Exercise requirements »
Show each line that has the string "detached" in it.

=== Exercise material ===

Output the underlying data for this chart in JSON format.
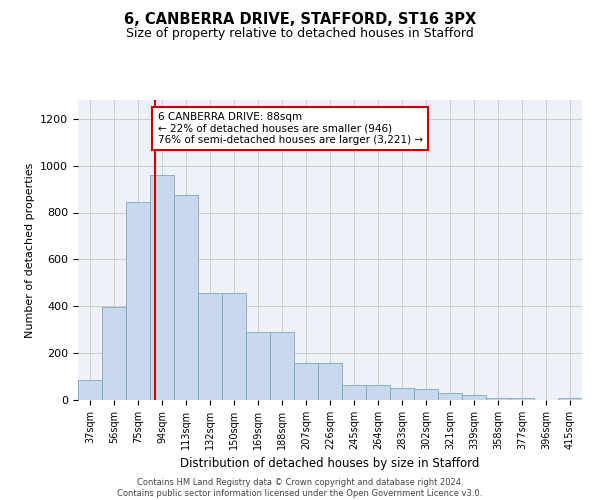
{
  "title1": "6, CANBERRA DRIVE, STAFFORD, ST16 3PX",
  "title2": "Size of property relative to detached houses in Stafford",
  "xlabel": "Distribution of detached houses by size in Stafford",
  "ylabel": "Number of detached properties",
  "categories": [
    "37sqm",
    "56sqm",
    "75sqm",
    "94sqm",
    "113sqm",
    "132sqm",
    "150sqm",
    "169sqm",
    "188sqm",
    "207sqm",
    "226sqm",
    "245sqm",
    "264sqm",
    "283sqm",
    "302sqm",
    "321sqm",
    "339sqm",
    "358sqm",
    "377sqm",
    "396sqm",
    "415sqm"
  ],
  "values": [
    85,
    395,
    845,
    960,
    875,
    455,
    455,
    290,
    290,
    160,
    160,
    65,
    65,
    50,
    45,
    30,
    20,
    8,
    8,
    0,
    8
  ],
  "bar_color": "#c8d8ee",
  "bar_edge_color": "#7aaabb",
  "vline_color": "#cc0000",
  "vline_pos": 2.72,
  "annotation_text": "6 CANBERRA DRIVE: 88sqm\n← 22% of detached houses are smaller (946)\n76% of semi-detached houses are larger (3,221) →",
  "annotation_box_color": "#ffffff",
  "annotation_box_edge": "#cc0000",
  "ylim": [
    0,
    1280
  ],
  "yticks": [
    0,
    200,
    400,
    600,
    800,
    1000,
    1200
  ],
  "footer_text": "Contains HM Land Registry data © Crown copyright and database right 2024.\nContains public sector information licensed under the Open Government Licence v3.0.",
  "grid_color": "#cccccc",
  "background_color": "#eef2f8"
}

===

Reply to the exercise »
  "title2": "Size of property relative to detached houses in Stafford",
  "xlabel": "Distribution of detached houses by size in Stafford",
  "ylabel": "Number of detached properties",
  "annotation_text": "6 CANBERRA DRIVE: 88sqm\n← 22% of detached houses are smaller (946)\n76% of semi-detached houses are larger (3,221) →",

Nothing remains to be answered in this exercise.